**PROBLEM STATEMENT**
The entries that follow should be written out exactly.

Dataset rows:
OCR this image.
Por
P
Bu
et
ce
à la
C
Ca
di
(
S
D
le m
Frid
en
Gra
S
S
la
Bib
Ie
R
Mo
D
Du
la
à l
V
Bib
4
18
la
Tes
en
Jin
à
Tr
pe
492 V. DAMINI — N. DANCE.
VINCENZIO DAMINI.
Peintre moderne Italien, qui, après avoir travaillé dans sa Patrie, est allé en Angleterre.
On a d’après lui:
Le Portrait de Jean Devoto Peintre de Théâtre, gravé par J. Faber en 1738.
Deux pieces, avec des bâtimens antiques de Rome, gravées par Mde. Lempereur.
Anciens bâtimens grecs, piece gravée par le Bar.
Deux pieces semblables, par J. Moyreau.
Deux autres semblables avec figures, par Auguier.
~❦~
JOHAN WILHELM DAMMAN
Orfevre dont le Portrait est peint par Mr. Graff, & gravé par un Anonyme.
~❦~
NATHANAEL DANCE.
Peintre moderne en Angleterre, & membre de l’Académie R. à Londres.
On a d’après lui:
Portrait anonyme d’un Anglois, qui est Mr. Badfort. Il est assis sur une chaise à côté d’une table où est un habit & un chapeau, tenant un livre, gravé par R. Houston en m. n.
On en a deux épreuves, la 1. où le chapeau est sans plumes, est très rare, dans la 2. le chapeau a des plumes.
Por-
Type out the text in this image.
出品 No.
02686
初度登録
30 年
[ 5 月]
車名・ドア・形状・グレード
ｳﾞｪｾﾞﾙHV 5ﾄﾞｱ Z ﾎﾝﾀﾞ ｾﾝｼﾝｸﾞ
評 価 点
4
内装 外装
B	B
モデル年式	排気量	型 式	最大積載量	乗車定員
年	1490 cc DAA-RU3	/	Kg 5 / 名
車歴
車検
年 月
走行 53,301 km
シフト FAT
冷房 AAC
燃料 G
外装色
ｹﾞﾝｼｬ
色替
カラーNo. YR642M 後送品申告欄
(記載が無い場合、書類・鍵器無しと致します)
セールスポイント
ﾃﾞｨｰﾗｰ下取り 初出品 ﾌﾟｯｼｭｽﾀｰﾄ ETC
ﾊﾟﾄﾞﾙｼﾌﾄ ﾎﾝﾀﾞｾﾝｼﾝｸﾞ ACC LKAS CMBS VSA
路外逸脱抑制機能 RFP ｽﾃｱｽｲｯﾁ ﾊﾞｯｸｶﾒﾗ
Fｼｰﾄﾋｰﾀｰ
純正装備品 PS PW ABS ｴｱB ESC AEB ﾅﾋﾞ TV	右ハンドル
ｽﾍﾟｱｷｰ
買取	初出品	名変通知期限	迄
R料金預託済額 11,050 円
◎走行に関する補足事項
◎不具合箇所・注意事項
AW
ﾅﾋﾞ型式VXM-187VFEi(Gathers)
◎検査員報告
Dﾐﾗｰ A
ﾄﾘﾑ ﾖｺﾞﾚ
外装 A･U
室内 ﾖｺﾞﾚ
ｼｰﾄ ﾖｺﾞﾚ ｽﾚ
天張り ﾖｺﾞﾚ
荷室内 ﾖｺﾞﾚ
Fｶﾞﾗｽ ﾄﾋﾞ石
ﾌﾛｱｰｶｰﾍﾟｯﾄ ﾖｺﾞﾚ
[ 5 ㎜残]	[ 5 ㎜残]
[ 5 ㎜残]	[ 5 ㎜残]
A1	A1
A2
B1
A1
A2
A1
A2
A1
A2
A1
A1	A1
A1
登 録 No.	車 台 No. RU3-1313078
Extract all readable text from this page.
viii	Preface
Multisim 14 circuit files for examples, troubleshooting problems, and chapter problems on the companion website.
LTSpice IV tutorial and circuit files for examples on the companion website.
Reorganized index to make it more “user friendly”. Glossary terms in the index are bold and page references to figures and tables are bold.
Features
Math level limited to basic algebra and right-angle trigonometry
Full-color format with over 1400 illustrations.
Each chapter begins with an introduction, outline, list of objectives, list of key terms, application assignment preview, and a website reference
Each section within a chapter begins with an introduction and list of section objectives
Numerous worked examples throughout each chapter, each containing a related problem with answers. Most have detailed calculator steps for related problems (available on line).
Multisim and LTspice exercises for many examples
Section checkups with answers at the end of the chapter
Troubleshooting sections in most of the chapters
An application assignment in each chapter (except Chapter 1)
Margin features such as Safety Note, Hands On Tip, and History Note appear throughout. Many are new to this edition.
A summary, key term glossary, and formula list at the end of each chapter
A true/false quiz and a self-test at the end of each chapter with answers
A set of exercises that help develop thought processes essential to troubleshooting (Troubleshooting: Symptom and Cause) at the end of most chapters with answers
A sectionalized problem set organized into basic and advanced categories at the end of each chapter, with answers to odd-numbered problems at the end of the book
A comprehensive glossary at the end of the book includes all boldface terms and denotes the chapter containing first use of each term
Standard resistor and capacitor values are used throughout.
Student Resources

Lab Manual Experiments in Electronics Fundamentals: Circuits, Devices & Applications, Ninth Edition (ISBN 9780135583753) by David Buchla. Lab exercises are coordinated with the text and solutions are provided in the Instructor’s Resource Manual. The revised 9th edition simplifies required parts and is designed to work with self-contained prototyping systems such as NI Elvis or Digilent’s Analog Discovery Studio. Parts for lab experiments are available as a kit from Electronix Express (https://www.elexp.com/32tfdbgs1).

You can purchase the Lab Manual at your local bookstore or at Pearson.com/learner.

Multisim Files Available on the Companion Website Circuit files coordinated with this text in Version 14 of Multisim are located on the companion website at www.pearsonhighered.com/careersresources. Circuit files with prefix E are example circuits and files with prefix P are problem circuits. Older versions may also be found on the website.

**SOLUTION TO THIS TASK**
OCR this image.
Por
P
Bu
et
ce
à la
C
Ca
di
(
S
D
le m
Frid
en
Gra
S
S
la
Bib
Ie
R
Mo
D
Du
la
à l
V
Bib
4
18
la
Tes
en
Jin
à
Tr
pe
492 V. DAMINI — N. DANCE.
VINCENZIO DAMINI.
Peintre moderne Italien, qui, après avoir travaillé dans sa Patrie, est allé en Angleterre.
On a d’après lui:
Le Portrait de Jean Devoto Peintre de Théâtre, gravé par J. Faber en 1738.
Deux pieces, avec des bâtimens antiques de Rome, gravées par Mde. Lempereur.
Anciens bâtimens grecs, piece gravée par le Bar.
Deux pieces semblables, par J. Moyreau.
Deux autres semblables avec figures, par Auguier.
~❦~
JOHAN WILHELM DAMMAN
Orfevre dont le Portrait est peint par Mr. Graff, & gravé par un Anonyme.
~❦~
NATHANAEL DANCE.
Peintre moderne en Angleterre, & membre de l’Académie R. à Londres.
On a d’après lui:
Portrait anonyme d’un Anglois, qui est Mr. Badfort. Il est assis sur une chaise à côté d’une table où est un habit & un chapeau, tenant un livre, gravé par R. Houston en m. n.
On en a deux épreuves, la 1. où le chapeau est sans plumes, est très rare, dans la 2. le chapeau a des plumes.
Por-
Type out the text in this image.
出品 No.
02686
初度登録
30 年
[ 5 月]
車名・ドア・形状・グレード
ｳﾞｪｾﾞﾙHV 5ﾄﾞｱ Z ﾎﾝﾀﾞ ｾﾝｼﾝｸﾞ
評 価 点
4
内装 外装
B	B
モデル年式	排気量	型 式	最大積載量	乗車定員
年	1490 cc DAA-RU3	/	Kg 5 / 名
車歴
車検
年 月
走行 53,301 km
シフト FAT
冷房 AAC
燃料 G
外装色
ｹﾞﾝｼｬ
色替
カラーNo. YR642M 後送品申告欄
(記載が無い場合、書類・鍵器無しと致します)
セールスポイント
ﾃﾞｨｰﾗｰ下取り 初出品 ﾌﾟｯｼｭｽﾀｰﾄ ETC
ﾊﾟﾄﾞﾙｼﾌﾄ ﾎﾝﾀﾞｾﾝｼﾝｸﾞ ACC LKAS CMBS VSA
路外逸脱抑制機能 RFP ｽﾃｱｽｲｯﾁ ﾊﾞｯｸｶﾒﾗ
Fｼｰﾄﾋｰﾀｰ
純正装備品 PS PW ABS ｴｱB ESC AEB ﾅﾋﾞ TV	右ハンドル
ｽﾍﾟｱｷｰ
買取	初出品	名変通知期限	迄
R料金預託済額 11,050 円
◎走行に関する補足事項
◎不具合箇所・注意事項
AW
ﾅﾋﾞ型式VXM-187VFEi(Gathers)
◎検査員報告
Dﾐﾗｰ A
ﾄﾘﾑ ﾖｺﾞﾚ
外装 A･U
室内 ﾖｺﾞﾚ
ｼｰﾄ ﾖｺﾞﾚ ｽﾚ
天張り ﾖｺﾞﾚ
荷室内 ﾖｺﾞﾚ
Fｶﾞﾗｽ ﾄﾋﾞ石
ﾌﾛｱｰｶｰﾍﾟｯﾄ ﾖｺﾞﾚ
[ 5 ㎜残]	[ 5 ㎜残]
[ 5 ㎜残]	[ 5 ㎜残]
A1	A1
A2
B1
A1
A2
A1
A2
A1
A2
A1
A1	A1
A1
登 録 No.	車 台 No. RU3-1313078
Extract all readable text from this page.
viii	Preface
Multisim 14 circuit files for examples, troubleshooting problems, and chapter problems on the companion website.
LTSpice IV tutorial and circuit files for examples on the companion website.
Reorganized index to make it more “user friendly”. Glossary terms in the index are bold and page references to figures and tables are bold.
Features
Math level limited to basic algebra and right-angle trigonometry
Full-color format with over 1400 illustrations.
Each chapter begins with an introduction, outline, list of objectives, list of key terms, application assignment preview, and a website reference
Each section within a chapter begins with an introduction and list of section objectives
Numerous worked examples throughout each chapter, each containing a related problem with answers. Most have detailed calculator steps for related problems (available on line).
Multisim and LTspice exercises for many examples
Section checkups with answers at the end of the chapter
Troubleshooting sections in most of the chapters
An application assignment in each chapter (except Chapter 1)
Margin features such as Safety Note, Hands On Tip, and History Note appear throughout. Many are new to this edition.
A summary, key term glossary, and formula list at the end of each chapter
A true/false quiz and a self-test at the end of each chapter with answers
A set of exercises that help develop thought processes essential to troubleshooting (Troubleshooting: Symptom and Cause) at the end of most chapters with answers
A sectionalized problem set organized into basic and advanced categories at the end of each chapter, with answers to odd-numbered problems at the end of the book
A comprehensive glossary at the end of the book includes all boldface terms and denotes the chapter containing first use of each term
Standard resistor and capacitor values are used throughout.
Student Resources

Lab Manual Experiments in Electronics Fundamentals: Circuits, Devices & Applications, Ninth Edition (ISBN 9780135583753) by David Buchla. Lab exercises are coordinated with the text and solutions are provided in the Instructor’s Resource Manual. The revised 9th edition simplifies required parts and is designed to work with self-contained prototyping systems such as NI Elvis or Digilent’s Analog Discovery Studio. Parts for lab experiments are available as a kit from Electronix Express (https://www.elexp.com/32tfdbgs1).

You can purchase the Lab Manual at your local bookstore or at Pearson.com/learner.

Multisim Files Available on the Companion Website Circuit files coordinated with this text in Version 14 of Multisim are located on the companion website at www.pearsonhighered.com/careersresources. Circuit files with prefix E are example circuits and files with prefix P are problem circuits. Older versions may also be found on the website.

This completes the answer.